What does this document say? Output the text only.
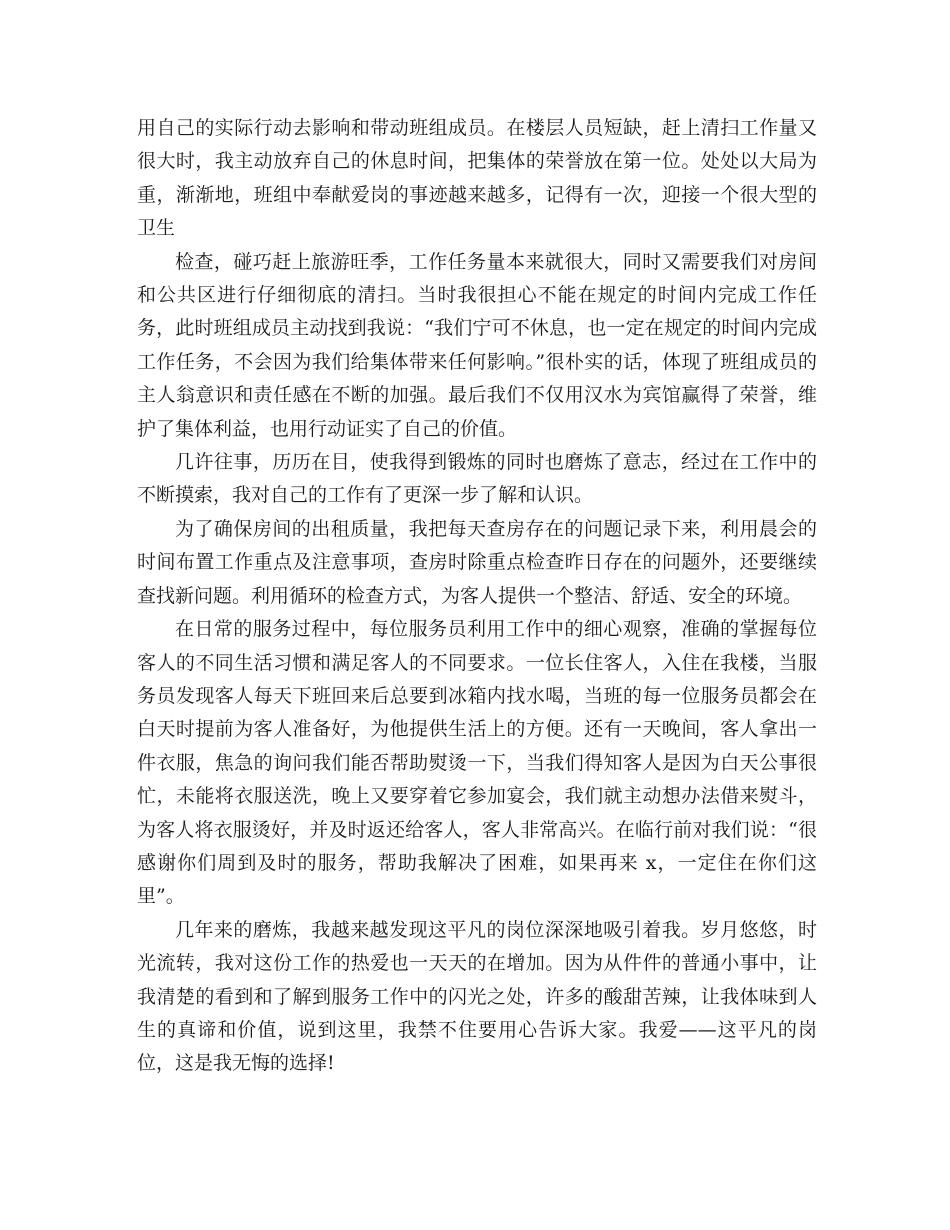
用自己的实际行动去影响和带动班组成员。在楼层人员短缺，赶上清扫工作量又很大时，我主动放弃自己的休息时间，把集体的荣誉放在第一位。处处以大局为重，渐渐地，班组中奉献爱岗的事迹越来越多，记得有一次，迎接一个很大型的卫生

检查，碰巧赶上旅游旺季，工作任务量本来就很大，同时又需要我们对房间和公共区进行仔细彻底的清扫。当时我很担心不能在规定的时间内完成工作任务，此时班组成员主动找到我说：“我们宁可不休息，也一定在规定的时间内完成工作任务，不会因为我们给集体带来任何影响。”很朴实的话，体现了班组成员的主人翁意识和责任感在不断的加强。最后我们不仅用汉水为宾馆赢得了荣誉，维护了集体利益，也用行动证实了自己的价值。

几许往事，历历在目，使我得到锻炼的同时也磨炼了意志，经过在工作中的不断摸索，我对自己的工作有了更深一步了解和认识。

为了确保房间的出租质量，我把每天查房存在的问题记录下来，利用晨会的时间布置工作重点及注意事项，查房时除重点检查昨日存在的问题外，还要继续查找新问题。利用循环的检查方式，为客人提供一个整洁、舒适、安全的环境。

在日常的服务过程中，每位服务员利用工作中的细心观察，准确的掌握每位客人的不同生活习惯和满足客人的不同要求。一位长住客人，入住在我楼，当服务员发现客人每天下班回来后总要到冰箱内找水喝，当班的每一位服务员都会在白天时提前为客人准备好，为他提供生活上的方便。还有一天晚间，客人拿出一件衣服，焦急的询问我们能否帮助熨烫一下，当我们得知客人是因为白天公事很忙，未能将衣服送洗，晚上又要穿着它参加宴会，我们就主动想办法借来熨斗，为客人将衣服烫好，并及时返还给客人，客人非常高兴。在临行前对我们说：“很感谢你们周到及时的服务，帮助我解决了困难，如果再来 x，一定住在你们这里”。

几年来的磨炼，我越来越发现这平凡的岗位深深地吸引着我。岁月悠悠，时光流转，我对这份工作的热爱也一天天的在增加。因为从件件的普通小事中，让我清楚的看到和了解到服务工作中的闪光之处，许多的酸甜苦辣，让我体味到人生的真谛和价值，说到这里，我禁不住要用心告诉大家。我爱——这平凡的岗位，这是我无悔的选择!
++++++++
» Task details: Your task is to repeat the material above exactly, without its pictures.

» Solution for this problem:
What does this document say? Output the text only.
用自己的实际行动去影响和带动班组成员。在楼层人员短缺，赶上清扫工作量又很大时，我主动放弃自己的休息时间，把集体的荣誉放在第一位。处处以大局为重，渐渐地，班组中奉献爱岗的事迹越来越多，记得有一次，迎接一个很大型的卫生

检查，碰巧赶上旅游旺季，工作任务量本来就很大，同时又需要我们对房间和公共区进行仔细彻底的清扫。当时我很担心不能在规定的时间内完成工作任务，此时班组成员主动找到我说：“我们宁可不休息，也一定在规定的时间内完成工作任务，不会因为我们给集体带来任何影响。”很朴实的话，体现了班组成员的主人翁意识和责任感在不断的加强。最后我们不仅用汉水为宾馆赢得了荣誉，维护了集体利益，也用行动证实了自己的价值。

几许往事，历历在目，使我得到锻炼的同时也磨炼了意志，经过在工作中的不断摸索，我对自己的工作有了更深一步了解和认识。

为了确保房间的出租质量，我把每天查房存在的问题记录下来，利用晨会的时间布置工作重点及注意事项，查房时除重点检查昨日存在的问题外，还要继续查找新问题。利用循环的检查方式，为客人提供一个整洁、舒适、安全的环境。

在日常的服务过程中，每位服务员利用工作中的细心观察，准确的掌握每位客人的不同生活习惯和满足客人的不同要求。一位长住客人，入住在我楼，当服务员发现客人每天下班回来后总要到冰箱内找水喝，当班的每一位服务员都会在白天时提前为客人准备好，为他提供生活上的方便。还有一天晚间，客人拿出一件衣服，焦急的询问我们能否帮助熨烫一下，当我们得知客人是因为白天公事很忙，未能将衣服送洗，晚上又要穿着它参加宴会，我们就主动想办法借来熨斗，为客人将衣服烫好，并及时返还给客人，客人非常高兴。在临行前对我们说：“很感谢你们周到及时的服务，帮助我解决了困难，如果再来 x，一定住在你们这里”。

几年来的磨炼，我越来越发现这平凡的岗位深深地吸引着我。岁月悠悠，时光流转，我对这份工作的热爱也一天天的在增加。因为从件件的普通小事中，让我清楚的看到和了解到服务工作中的闪光之处，许多的酸甜苦辣，让我体味到人生的真谛和价值，说到这里，我禁不住要用心告诉大家。我爱——这平凡的岗位，这是我无悔的选择!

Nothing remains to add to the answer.